* [What to work on]: Retype each record shown below, leaving every character as it is.

* [Given data]:
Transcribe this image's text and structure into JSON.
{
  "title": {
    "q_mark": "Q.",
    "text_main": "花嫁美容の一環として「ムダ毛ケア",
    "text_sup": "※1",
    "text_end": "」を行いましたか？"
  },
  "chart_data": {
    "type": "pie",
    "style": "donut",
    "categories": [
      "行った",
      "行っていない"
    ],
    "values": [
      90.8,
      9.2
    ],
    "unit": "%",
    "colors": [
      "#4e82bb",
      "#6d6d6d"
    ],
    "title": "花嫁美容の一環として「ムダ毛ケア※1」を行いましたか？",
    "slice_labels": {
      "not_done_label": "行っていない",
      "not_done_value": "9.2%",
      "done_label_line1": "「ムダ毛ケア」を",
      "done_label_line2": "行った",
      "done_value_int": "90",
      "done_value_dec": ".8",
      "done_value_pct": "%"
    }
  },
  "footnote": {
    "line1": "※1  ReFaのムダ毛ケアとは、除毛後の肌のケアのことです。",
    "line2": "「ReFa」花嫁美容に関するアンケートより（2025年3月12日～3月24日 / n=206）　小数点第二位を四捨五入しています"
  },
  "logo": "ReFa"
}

* [Solution to this exercise]:
Transcribe this image's text and structure into JSON.
{
  "title": {
    "q_mark": "Q.",
    "text_main": "花嫁美容の一環として「ムダ毛ケア",
    "text_sup": "※1",
    "text_end": "」を行いましたか？"
  },
  "chart_data": {
    "type": "pie",
    "style": "donut",
    "categories": [
      "行った",
      "行っていない"
    ],
    "values": [
      90.8,
      9.2
    ],
    "unit": "%",
    "colors": [
      "#4e82bb",
      "#6d6d6d"
    ],
    "title": "花嫁美容の一環として「ムダ毛ケア※1」を行いましたか？",
    "slice_labels": {
      "not_done_label": "行っていない",
      "not_done_value": "9.2%",
      "done_label_line1": "「ムダ毛ケア」を",
      "done_label_line2": "行った",
      "done_value_int": "90",
      "done_value_dec": ".8",
      "done_value_pct": "%"
    }
  },
  "footnote": {
    "line1": "※1  ReFaのムダ毛ケアとは、除毛後の肌のケアのことです。",
    "line2": "「ReFa」花嫁美容に関するアンケートより（2025年3月12日～3月24日 / n=206）　小数点第二位を四捨五入しています"
  },
  "logo": "ReFa"
}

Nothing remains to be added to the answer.